>> Begin Excerpted records
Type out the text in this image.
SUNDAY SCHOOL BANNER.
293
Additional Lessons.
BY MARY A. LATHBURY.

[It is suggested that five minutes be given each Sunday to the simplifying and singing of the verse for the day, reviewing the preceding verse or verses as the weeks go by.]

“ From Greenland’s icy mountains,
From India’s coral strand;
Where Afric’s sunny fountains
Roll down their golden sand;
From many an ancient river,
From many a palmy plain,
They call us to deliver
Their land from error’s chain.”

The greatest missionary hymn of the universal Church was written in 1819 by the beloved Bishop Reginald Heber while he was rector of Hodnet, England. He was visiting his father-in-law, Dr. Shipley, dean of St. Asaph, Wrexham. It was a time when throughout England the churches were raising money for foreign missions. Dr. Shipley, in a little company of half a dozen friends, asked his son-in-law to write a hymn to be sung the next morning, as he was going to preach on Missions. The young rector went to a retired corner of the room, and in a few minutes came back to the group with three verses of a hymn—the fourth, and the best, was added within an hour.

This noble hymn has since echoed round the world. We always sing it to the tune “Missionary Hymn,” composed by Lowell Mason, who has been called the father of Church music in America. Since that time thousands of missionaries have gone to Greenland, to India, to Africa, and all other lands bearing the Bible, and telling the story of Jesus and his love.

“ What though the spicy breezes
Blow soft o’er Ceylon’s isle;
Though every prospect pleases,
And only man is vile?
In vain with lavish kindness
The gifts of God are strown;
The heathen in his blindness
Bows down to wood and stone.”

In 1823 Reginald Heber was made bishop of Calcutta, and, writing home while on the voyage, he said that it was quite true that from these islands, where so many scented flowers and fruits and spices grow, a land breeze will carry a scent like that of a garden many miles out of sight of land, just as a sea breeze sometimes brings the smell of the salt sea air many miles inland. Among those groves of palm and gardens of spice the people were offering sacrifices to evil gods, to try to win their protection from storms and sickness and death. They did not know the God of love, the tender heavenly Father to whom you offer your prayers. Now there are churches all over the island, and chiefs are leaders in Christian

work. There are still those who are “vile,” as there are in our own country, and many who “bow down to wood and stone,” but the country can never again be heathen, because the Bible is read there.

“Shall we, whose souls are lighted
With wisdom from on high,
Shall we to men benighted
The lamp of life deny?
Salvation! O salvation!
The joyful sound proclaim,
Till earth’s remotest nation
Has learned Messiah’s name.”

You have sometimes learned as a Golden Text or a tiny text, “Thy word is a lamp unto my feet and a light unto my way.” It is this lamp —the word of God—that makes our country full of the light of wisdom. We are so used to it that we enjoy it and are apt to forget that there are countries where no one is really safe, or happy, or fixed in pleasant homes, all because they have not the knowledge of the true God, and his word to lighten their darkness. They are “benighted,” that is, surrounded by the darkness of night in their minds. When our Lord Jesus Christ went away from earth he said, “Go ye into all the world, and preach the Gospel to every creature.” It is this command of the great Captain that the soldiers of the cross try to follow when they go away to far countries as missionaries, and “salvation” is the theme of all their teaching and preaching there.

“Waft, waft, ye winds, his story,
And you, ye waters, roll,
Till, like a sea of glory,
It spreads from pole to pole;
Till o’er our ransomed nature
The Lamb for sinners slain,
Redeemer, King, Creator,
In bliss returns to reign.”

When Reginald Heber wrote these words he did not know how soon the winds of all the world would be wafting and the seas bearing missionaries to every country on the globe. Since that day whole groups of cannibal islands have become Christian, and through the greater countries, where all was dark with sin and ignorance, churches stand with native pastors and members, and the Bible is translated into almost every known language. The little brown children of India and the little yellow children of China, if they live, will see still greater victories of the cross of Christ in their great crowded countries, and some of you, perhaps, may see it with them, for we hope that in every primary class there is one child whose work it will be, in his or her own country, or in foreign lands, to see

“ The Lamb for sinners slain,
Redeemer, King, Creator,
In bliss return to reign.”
>> End Excerpted records
◆ Given request
In the records above, how many lines contain the string "down"? State that number only.

◆ Full output
3